▸ **SOURCE RECORDS**:
◇ ◇ ◇ ◇ ◇

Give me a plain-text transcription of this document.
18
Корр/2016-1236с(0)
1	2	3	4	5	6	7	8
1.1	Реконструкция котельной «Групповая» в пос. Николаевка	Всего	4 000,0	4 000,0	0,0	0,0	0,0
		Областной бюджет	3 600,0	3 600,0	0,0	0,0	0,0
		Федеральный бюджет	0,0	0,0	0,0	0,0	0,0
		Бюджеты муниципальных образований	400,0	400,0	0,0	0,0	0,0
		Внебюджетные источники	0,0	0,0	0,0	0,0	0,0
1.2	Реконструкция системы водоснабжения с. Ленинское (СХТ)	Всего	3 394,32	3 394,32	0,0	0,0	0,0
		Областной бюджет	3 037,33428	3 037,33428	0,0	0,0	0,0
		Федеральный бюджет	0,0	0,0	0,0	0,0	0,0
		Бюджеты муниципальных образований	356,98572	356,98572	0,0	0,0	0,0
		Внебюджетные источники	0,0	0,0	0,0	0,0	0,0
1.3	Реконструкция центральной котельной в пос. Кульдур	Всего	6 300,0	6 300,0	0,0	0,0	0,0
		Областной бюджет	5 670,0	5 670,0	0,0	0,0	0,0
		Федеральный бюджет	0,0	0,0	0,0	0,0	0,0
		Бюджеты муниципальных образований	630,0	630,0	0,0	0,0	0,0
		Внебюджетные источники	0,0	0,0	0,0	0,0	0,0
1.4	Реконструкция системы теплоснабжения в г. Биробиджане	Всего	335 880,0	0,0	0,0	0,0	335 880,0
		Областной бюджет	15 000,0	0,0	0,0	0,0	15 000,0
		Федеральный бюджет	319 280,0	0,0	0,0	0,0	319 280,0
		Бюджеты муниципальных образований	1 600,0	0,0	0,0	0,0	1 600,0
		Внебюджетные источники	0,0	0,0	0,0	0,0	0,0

◇ ◇ ◇ ◇ ◇

Search the data for the word "системы" and copy each line where it appears.

▸ **COMPLETED TASK**:
1.2	Реконструкция системы водоснабжения с. Ленинское (СХТ)	Всего	3 394,32	3 394,32	0,0	0,0	0,0
1.4	Реконструкция системы теплоснабжения в г. Биробиджане	Всего	335 880,0	0,0	0,0	0,0	335 880,0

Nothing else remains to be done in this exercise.